- DATA LINES -
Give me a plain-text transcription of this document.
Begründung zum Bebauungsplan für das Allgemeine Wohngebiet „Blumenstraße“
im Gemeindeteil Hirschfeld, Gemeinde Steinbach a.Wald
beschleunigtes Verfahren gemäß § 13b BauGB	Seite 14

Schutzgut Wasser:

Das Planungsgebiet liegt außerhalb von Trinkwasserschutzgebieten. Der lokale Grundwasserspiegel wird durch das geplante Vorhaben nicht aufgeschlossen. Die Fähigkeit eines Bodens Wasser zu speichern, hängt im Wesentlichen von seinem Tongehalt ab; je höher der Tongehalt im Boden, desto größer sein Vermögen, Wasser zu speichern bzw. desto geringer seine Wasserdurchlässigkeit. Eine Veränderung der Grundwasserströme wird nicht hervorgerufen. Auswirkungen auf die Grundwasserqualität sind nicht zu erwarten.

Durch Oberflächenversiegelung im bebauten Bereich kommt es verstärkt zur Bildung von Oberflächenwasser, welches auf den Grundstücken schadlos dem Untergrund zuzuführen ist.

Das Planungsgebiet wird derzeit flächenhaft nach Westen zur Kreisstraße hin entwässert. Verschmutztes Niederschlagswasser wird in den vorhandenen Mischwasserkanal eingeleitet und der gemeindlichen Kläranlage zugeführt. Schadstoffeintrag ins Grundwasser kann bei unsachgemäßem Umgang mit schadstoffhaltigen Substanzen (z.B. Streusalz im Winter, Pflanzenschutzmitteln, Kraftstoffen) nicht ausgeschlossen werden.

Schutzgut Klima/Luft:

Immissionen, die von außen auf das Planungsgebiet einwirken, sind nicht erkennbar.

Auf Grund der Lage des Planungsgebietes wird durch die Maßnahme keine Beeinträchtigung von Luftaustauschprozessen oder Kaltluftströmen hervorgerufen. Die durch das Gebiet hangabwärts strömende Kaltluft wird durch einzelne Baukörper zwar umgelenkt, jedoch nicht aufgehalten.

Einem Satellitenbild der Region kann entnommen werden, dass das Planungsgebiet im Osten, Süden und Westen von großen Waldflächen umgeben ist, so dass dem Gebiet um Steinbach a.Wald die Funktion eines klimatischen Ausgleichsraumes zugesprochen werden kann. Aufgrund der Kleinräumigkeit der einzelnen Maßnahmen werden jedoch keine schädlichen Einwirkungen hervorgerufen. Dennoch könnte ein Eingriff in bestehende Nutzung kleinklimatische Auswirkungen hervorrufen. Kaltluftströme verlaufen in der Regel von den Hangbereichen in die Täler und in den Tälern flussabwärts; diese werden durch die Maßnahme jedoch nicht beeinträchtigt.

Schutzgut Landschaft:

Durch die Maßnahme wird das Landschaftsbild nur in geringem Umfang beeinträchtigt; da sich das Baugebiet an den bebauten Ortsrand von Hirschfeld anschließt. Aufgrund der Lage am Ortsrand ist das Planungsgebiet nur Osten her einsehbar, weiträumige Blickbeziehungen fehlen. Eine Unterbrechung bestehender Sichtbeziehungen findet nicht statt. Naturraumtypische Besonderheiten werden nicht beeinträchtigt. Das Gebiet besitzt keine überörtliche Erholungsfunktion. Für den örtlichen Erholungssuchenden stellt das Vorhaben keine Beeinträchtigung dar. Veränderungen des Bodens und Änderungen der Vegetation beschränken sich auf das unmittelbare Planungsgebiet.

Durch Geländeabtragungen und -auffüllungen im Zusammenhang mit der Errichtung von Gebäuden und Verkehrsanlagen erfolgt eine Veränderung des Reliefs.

- TO BE DONE -
Check each line of the material above for "eines" and say how many lines contain it, giving the number alone.

- FULL SOLUTION -
2